Dataset items:
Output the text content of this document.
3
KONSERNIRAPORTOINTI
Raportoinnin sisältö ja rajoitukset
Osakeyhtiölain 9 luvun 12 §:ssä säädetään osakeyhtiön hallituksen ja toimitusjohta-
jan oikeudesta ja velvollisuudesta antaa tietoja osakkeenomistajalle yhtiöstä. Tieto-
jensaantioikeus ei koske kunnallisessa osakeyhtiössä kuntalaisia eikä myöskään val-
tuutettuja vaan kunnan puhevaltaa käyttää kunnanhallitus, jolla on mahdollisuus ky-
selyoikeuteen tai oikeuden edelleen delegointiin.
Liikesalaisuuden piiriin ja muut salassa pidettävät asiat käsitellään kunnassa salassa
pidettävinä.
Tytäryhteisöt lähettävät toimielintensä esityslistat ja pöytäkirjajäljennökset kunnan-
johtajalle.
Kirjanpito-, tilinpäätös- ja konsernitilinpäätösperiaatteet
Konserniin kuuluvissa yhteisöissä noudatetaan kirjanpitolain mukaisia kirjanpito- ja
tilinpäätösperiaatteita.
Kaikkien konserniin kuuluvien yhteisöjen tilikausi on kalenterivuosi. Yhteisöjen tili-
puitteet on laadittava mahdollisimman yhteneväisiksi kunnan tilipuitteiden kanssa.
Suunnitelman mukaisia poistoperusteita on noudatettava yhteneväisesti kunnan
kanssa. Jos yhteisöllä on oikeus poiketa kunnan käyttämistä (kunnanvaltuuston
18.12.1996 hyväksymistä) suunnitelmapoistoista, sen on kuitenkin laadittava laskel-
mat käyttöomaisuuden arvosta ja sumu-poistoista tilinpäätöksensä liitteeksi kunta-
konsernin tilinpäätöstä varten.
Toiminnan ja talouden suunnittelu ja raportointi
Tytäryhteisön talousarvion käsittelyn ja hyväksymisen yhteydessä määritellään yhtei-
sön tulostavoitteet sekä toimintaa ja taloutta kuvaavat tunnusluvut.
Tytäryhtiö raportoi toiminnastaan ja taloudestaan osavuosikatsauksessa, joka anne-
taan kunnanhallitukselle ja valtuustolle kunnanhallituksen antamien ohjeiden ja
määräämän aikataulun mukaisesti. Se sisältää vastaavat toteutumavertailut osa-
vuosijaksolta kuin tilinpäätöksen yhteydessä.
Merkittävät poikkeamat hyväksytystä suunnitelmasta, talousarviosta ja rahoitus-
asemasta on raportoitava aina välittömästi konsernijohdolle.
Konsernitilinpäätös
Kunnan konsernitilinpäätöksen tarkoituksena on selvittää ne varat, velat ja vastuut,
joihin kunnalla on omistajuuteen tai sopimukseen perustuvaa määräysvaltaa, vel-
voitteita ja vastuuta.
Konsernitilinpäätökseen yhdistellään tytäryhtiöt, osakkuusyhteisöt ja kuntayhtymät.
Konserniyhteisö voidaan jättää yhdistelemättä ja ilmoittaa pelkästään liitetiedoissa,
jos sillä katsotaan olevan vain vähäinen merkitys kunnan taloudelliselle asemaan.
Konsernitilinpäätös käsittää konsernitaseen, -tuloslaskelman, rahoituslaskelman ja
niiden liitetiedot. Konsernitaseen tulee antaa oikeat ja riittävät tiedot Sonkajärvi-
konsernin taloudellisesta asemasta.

* **Your goal**:
Extract all lines as given.

* **Task output**:
Output the text content of this document.
3
KONSERNIRAPORTOINTI
Raportoinnin sisältö ja rajoitukset
Osakeyhtiölain 9 luvun 12 §:ssä säädetään osakeyhtiön hallituksen ja toimitusjohta-
jan oikeudesta ja velvollisuudesta antaa tietoja osakkeenomistajalle yhtiöstä. Tieto-
jensaantioikeus ei koske kunnallisessa osakeyhtiössä kuntalaisia eikä myöskään val-
tuutettuja vaan kunnan puhevaltaa käyttää kunnanhallitus, jolla on mahdollisuus ky-
selyoikeuteen tai oikeuden edelleen delegointiin.
Liikesalaisuuden piiriin ja muut salassa pidettävät asiat käsitellään kunnassa salassa
pidettävinä.
Tytäryhteisöt lähettävät toimielintensä esityslistat ja pöytäkirjajäljennökset kunnan-
johtajalle.
Kirjanpito-, tilinpäätös- ja konsernitilinpäätösperiaatteet
Konserniin kuuluvissa yhteisöissä noudatetaan kirjanpitolain mukaisia kirjanpito- ja
tilinpäätösperiaatteita.
Kaikkien konserniin kuuluvien yhteisöjen tilikausi on kalenterivuosi. Yhteisöjen tili-
puitteet on laadittava mahdollisimman yhteneväisiksi kunnan tilipuitteiden kanssa.
Suunnitelman mukaisia poistoperusteita on noudatettava yhteneväisesti kunnan
kanssa. Jos yhteisöllä on oikeus poiketa kunnan käyttämistä (kunnanvaltuuston
18.12.1996 hyväksymistä) suunnitelmapoistoista, sen on kuitenkin laadittava laskel-
mat käyttöomaisuuden arvosta ja sumu-poistoista tilinpäätöksensä liitteeksi kunta-
konsernin tilinpäätöstä varten.
Toiminnan ja talouden suunnittelu ja raportointi
Tytäryhteisön talousarvion käsittelyn ja hyväksymisen yhteydessä määritellään yhtei-
sön tulostavoitteet sekä toimintaa ja taloutta kuvaavat tunnusluvut.
Tytäryhtiö raportoi toiminnastaan ja taloudestaan osavuosikatsauksessa, joka anne-
taan kunnanhallitukselle ja valtuustolle kunnanhallituksen antamien ohjeiden ja
määräämän aikataulun mukaisesti. Se sisältää vastaavat toteutumavertailut osa-
vuosijaksolta kuin tilinpäätöksen yhteydessä.
Merkittävät poikkeamat hyväksytystä suunnitelmasta, talousarviosta ja rahoitus-
asemasta on raportoitava aina välittömästi konsernijohdolle.
Konsernitilinpäätös
Kunnan konsernitilinpäätöksen tarkoituksena on selvittää ne varat, velat ja vastuut,
joihin kunnalla on omistajuuteen tai sopimukseen perustuvaa määräysvaltaa, vel-
voitteita ja vastuuta.
Konsernitilinpäätökseen yhdistellään tytäryhtiöt, osakkuusyhteisöt ja kuntayhtymät.
Konserniyhteisö voidaan jättää yhdistelemättä ja ilmoittaa pelkästään liitetiedoissa,
jos sillä katsotaan olevan vain vähäinen merkitys kunnan taloudelliselle asemaan.
Konsernitilinpäätös käsittää konsernitaseen, -tuloslaskelman, rahoituslaskelman ja
niiden liitetiedot. Konsernitaseen tulee antaa oikeat ja riittävät tiedot Sonkajärvi-
konsernin taloudellisesta asemasta.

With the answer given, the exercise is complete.